Start of Input data

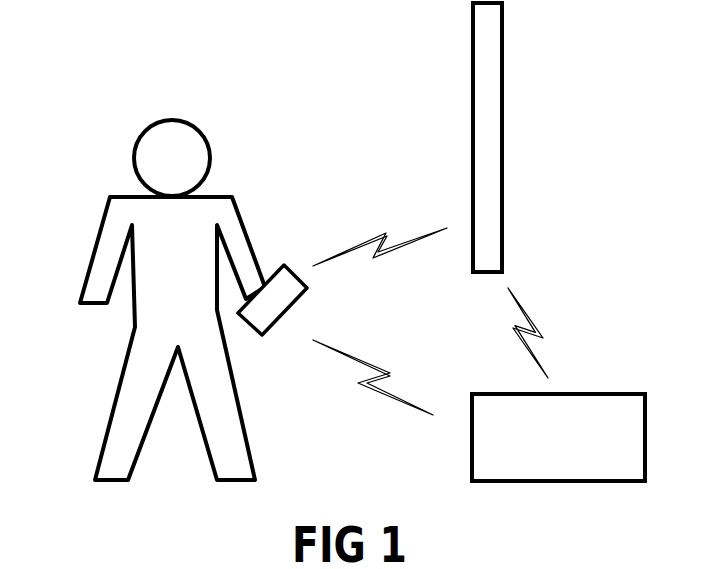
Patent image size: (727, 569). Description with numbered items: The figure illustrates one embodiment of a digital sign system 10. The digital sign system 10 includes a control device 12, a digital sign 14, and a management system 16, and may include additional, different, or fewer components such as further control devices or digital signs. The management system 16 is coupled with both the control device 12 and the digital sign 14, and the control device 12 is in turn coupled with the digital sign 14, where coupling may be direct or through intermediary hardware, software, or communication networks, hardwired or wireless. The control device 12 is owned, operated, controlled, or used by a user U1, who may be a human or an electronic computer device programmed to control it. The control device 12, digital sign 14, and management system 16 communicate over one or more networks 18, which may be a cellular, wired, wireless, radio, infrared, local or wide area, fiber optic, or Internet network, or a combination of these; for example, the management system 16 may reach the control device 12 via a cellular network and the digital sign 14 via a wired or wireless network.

End of Input data
Start of Input data

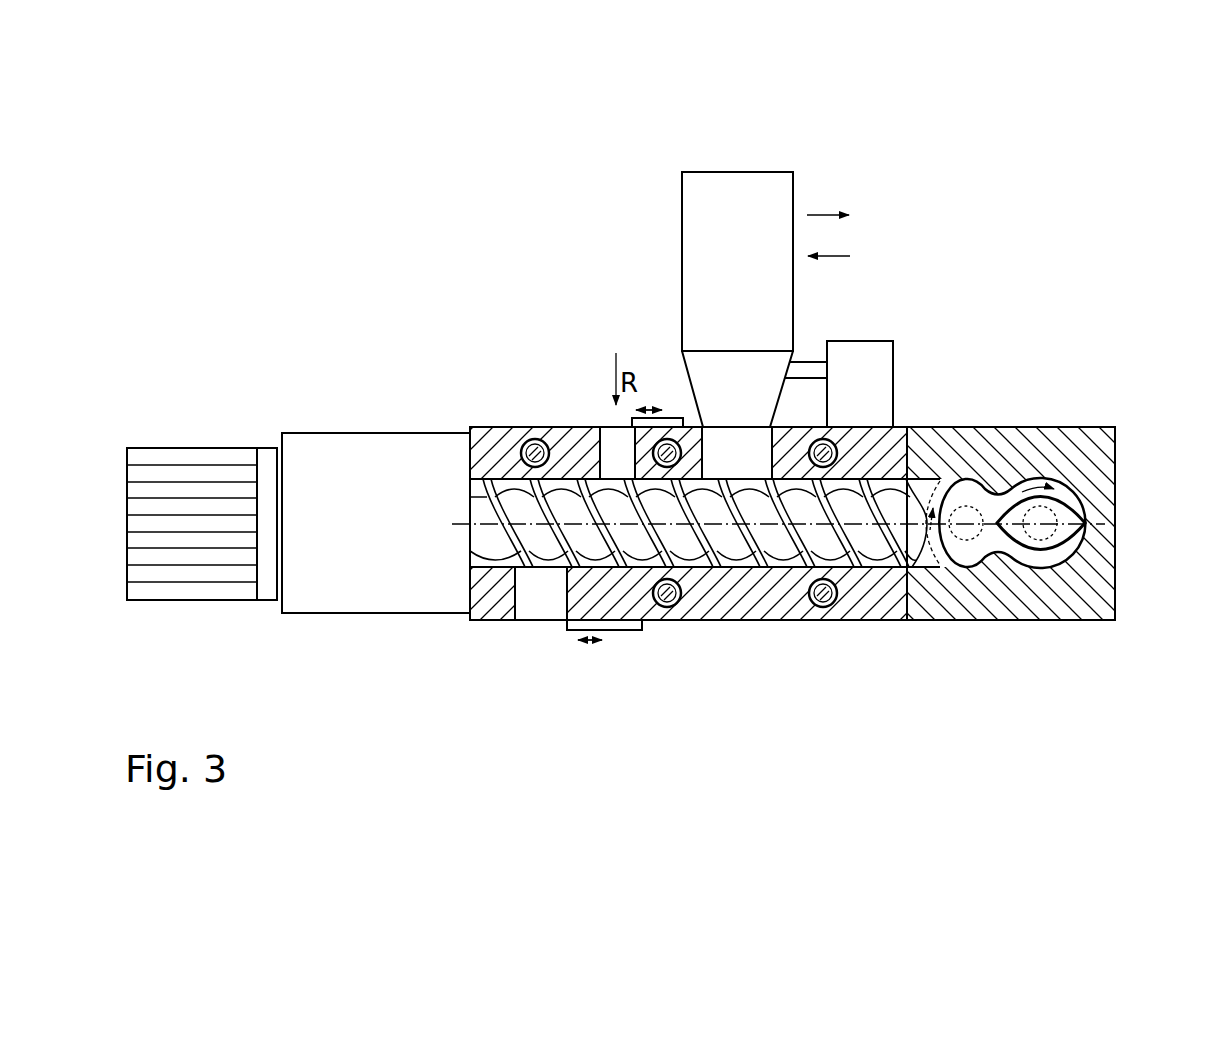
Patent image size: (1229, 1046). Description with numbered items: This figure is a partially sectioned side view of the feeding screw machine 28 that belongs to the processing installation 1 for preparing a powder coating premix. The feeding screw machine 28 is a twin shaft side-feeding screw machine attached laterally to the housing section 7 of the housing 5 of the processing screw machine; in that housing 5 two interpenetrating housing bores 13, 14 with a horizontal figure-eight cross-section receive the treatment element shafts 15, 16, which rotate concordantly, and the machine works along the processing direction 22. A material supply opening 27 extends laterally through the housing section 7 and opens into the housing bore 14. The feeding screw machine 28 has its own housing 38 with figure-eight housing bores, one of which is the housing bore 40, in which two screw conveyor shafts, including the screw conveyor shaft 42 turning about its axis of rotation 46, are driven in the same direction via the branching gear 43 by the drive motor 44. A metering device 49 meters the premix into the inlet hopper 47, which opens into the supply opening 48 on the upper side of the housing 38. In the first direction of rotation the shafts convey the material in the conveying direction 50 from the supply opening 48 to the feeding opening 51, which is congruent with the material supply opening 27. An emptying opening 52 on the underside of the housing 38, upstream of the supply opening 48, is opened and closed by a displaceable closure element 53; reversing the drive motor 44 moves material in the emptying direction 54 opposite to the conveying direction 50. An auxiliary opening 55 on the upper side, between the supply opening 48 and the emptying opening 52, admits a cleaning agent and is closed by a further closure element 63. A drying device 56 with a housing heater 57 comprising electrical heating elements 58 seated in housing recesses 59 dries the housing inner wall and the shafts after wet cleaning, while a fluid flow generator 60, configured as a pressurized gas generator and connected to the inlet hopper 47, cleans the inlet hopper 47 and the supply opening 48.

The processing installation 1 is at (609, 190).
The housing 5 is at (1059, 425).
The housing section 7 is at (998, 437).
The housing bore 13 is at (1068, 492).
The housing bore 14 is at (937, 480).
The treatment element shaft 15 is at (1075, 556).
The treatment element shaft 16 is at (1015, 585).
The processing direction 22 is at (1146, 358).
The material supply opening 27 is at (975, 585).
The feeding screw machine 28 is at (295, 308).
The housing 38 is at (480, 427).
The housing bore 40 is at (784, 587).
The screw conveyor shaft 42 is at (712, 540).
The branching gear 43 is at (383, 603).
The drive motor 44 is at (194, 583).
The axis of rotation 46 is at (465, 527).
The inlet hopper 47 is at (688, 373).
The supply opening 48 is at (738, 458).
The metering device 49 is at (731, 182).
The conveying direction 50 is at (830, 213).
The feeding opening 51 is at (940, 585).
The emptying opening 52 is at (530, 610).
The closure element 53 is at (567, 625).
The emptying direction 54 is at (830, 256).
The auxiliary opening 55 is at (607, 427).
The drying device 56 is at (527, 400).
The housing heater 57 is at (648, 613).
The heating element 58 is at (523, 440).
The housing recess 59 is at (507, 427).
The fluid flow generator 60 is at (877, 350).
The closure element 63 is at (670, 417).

End of Input data
Start of Input data

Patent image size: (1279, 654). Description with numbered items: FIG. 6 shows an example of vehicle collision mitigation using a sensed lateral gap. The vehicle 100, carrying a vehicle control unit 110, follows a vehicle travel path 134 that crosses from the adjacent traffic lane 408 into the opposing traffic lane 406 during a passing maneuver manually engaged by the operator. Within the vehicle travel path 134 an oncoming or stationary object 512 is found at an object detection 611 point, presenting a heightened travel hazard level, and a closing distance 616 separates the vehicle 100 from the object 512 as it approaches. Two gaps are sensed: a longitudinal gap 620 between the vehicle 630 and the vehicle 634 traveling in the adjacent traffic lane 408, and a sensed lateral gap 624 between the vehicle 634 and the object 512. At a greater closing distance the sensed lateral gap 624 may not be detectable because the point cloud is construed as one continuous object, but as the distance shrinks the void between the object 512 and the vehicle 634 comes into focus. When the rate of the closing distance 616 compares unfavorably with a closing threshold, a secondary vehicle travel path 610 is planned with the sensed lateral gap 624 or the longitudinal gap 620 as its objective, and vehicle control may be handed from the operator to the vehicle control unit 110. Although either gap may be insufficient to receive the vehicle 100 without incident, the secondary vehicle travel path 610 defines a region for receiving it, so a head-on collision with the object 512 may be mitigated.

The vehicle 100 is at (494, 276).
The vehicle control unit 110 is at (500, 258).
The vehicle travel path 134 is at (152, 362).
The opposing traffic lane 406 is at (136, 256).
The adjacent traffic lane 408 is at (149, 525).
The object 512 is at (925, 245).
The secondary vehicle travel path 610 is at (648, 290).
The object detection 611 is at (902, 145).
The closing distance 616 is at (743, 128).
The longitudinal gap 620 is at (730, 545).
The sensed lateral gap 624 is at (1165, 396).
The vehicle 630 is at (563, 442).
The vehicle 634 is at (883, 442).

End of Input data

• Task details: Can you reproduce the listing from the line that has "Patent image size: (1279, 654)." through the line that has "The vehicle 634 is at (883, 442).", substituting "crash mitigation" for "collision mitigation" and leaving everything else as it is?

• Task result:
Patent image size: (1279, 654). Description with numbered items: FIG. 6 shows an example of vehicle crash mitigation using a sensed lateral gap. The vehicle 100, carrying a vehicle control unit 110, follows a vehicle travel path 134 that crosses from the adjacent traffic lane 408 into the opposing traffic lane 406 during a passing maneuver manually engaged by the operator. Within the vehicle travel path 134 an oncoming or stationary object 512 is found at an object detection 611 point, presenting a heightened travel hazard level, and a closing distance 616 separates the vehicle 100 from the object 512 as it approaches. Two gaps are sensed: a longitudinal gap 620 between the vehicle 630 and the vehicle 634 traveling in the adjacent traffic lane 408, and a sensed lateral gap 624 between the vehicle 634 and the object 512. At a greater closing distance the sensed lateral gap 624 may not be detectable because the point cloud is construed as one continuous object, but as the distance shrinks the void between the object 512 and the vehicle 634 comes into focus. When the rate of the closing distance 616 compares unfavorably with a closing threshold, a secondary vehicle travel path 610 is planned with the sensed lateral gap 624 or the longitudinal gap 620 as its objective, and vehicle control may be handed from the operator to the vehicle control unit 110. Although either gap may be insufficient to receive the vehicle 100 without incident, the secondary vehicle travel path 610 defines a region for receiving it, so a head-on collision with the object 512 may be mitigated.

The vehicle 100 is at (494, 276).
The vehicle control unit 110 is at (500, 258).
The vehicle travel path 134 is at (152, 362).
The opposing traffic lane 406 is at (136, 256).
The adjacent traffic lane 408 is at (149, 525).
The object 512 is at (925, 245).
The secondary vehicle travel path 610 is at (648, 290).
The object detection 611 is at (902, 145).
The closing distance 616 is at (743, 128).
The longitudinal gap 620 is at (730, 545).
The sensed lateral gap 624 is at (1165, 396).
The vehicle 630 is at (563, 442).
The vehicle 634 is at (883, 442).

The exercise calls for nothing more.